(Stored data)
--- --- ---

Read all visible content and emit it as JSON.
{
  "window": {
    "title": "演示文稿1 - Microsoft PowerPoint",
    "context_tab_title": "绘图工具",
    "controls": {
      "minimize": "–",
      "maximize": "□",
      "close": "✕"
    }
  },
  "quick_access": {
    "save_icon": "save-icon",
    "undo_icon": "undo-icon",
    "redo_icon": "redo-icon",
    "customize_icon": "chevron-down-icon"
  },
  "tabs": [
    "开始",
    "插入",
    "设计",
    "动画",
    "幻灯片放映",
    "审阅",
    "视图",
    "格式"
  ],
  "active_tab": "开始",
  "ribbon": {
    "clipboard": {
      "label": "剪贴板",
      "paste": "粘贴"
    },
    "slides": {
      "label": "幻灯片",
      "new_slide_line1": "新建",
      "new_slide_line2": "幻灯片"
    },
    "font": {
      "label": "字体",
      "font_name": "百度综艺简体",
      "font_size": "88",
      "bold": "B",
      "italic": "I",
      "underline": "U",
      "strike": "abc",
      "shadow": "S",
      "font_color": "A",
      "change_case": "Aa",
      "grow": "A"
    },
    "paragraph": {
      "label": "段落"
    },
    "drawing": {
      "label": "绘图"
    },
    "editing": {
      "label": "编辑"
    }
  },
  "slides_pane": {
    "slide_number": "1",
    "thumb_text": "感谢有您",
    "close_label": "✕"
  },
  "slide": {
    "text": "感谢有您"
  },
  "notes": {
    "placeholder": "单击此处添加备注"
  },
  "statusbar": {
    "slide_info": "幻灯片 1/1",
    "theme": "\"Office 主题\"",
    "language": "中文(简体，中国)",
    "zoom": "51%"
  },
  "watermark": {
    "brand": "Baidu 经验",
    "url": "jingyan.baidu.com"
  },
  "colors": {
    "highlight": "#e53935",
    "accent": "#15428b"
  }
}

--- --- ---

* Exercise aim:
Write out every entry again, keeping each line exactly the same.

* Solution to this task:
Read all visible content and emit it as JSON.
{
  "window": {
    "title": "演示文稿1 - Microsoft PowerPoint",
    "context_tab_title": "绘图工具",
    "controls": {
      "minimize": "–",
      "maximize": "□",
      "close": "✕"
    }
  },
  "quick_access": {
    "save_icon": "save-icon",
    "undo_icon": "undo-icon",
    "redo_icon": "redo-icon",
    "customize_icon": "chevron-down-icon"
  },
  "tabs": [
    "开始",
    "插入",
    "设计",
    "动画",
    "幻灯片放映",
    "审阅",
    "视图",
    "格式"
  ],
  "active_tab": "开始",
  "ribbon": {
    "clipboard": {
      "label": "剪贴板",
      "paste": "粘贴"
    },
    "slides": {
      "label": "幻灯片",
      "new_slide_line1": "新建",
      "new_slide_line2": "幻灯片"
    },
    "font": {
      "label": "字体",
      "font_name": "百度综艺简体",
      "font_size": "88",
      "bold": "B",
      "italic": "I",
      "underline": "U",
      "strike": "abc",
      "shadow": "S",
      "font_color": "A",
      "change_case": "Aa",
      "grow": "A"
    },
    "paragraph": {
      "label": "段落"
    },
    "drawing": {
      "label": "绘图"
    },
    "editing": {
      "label": "编辑"
    }
  },
  "slides_pane": {
    "slide_number": "1",
    "thumb_text": "感谢有您",
    "close_label": "✕"
  },
  "slide": {
    "text": "感谢有您"
  },
  "notes": {
    "placeholder": "单击此处添加备注"
  },
  "statusbar": {
    "slide_info": "幻灯片 1/1",
    "theme": "\"Office 主题\"",
    "language": "中文(简体，中国)",
    "zoom": "51%"
  },
  "watermark": {
    "brand": "Baidu 经验",
    "url": "jingyan.baidu.com"
  },
  "colors": {
    "highlight": "#e53935",
    "accent": "#15428b"
  }
}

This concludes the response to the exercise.